Copy out all the records exactly.

■ ■ ■

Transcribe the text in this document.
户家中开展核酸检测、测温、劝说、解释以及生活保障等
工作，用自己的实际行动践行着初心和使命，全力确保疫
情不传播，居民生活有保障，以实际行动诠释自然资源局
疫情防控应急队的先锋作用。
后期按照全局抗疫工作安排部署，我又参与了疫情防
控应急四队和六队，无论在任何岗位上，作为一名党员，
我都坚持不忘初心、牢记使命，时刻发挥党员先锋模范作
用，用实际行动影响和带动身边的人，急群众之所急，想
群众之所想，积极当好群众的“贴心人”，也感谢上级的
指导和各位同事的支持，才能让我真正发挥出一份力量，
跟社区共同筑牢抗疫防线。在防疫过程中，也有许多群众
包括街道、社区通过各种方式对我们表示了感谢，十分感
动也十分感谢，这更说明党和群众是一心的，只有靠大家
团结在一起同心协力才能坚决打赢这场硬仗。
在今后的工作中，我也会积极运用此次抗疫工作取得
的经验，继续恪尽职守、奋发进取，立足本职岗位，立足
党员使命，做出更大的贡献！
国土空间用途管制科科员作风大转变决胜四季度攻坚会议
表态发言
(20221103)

■ ■ ■

=== Right answer ===
Transcribe the text in this document.
户家中开展核酸检测、测温、劝说、解释以及生活保障等
工作，用自己的实际行动践行着初心和使命，全力确保疫
情不传播，居民生活有保障，以实际行动诠释自然资源局
疫情防控应急队的先锋作用。
后期按照全局抗疫工作安排部署，我又参与了疫情防
控应急四队和六队，无论在任何岗位上，作为一名党员，
我都坚持不忘初心、牢记使命，时刻发挥党员先锋模范作
用，用实际行动影响和带动身边的人，急群众之所急，想
群众之所想，积极当好群众的“贴心人”，也感谢上级的
指导和各位同事的支持，才能让我真正发挥出一份力量，
跟社区共同筑牢抗疫防线。在防疫过程中，也有许多群众
包括街道、社区通过各种方式对我们表示了感谢，十分感
动也十分感谢，这更说明党和群众是一心的，只有靠大家
团结在一起同心协力才能坚决打赢这场硬仗。
在今后的工作中，我也会积极运用此次抗疫工作取得
的经验，继续恪尽职守、奋发进取，立足本职岗位，立足
党员使命，做出更大的贡献！
国土空间用途管制科科员作风大转变决胜四季度攻坚会议
表态发言
(20221103)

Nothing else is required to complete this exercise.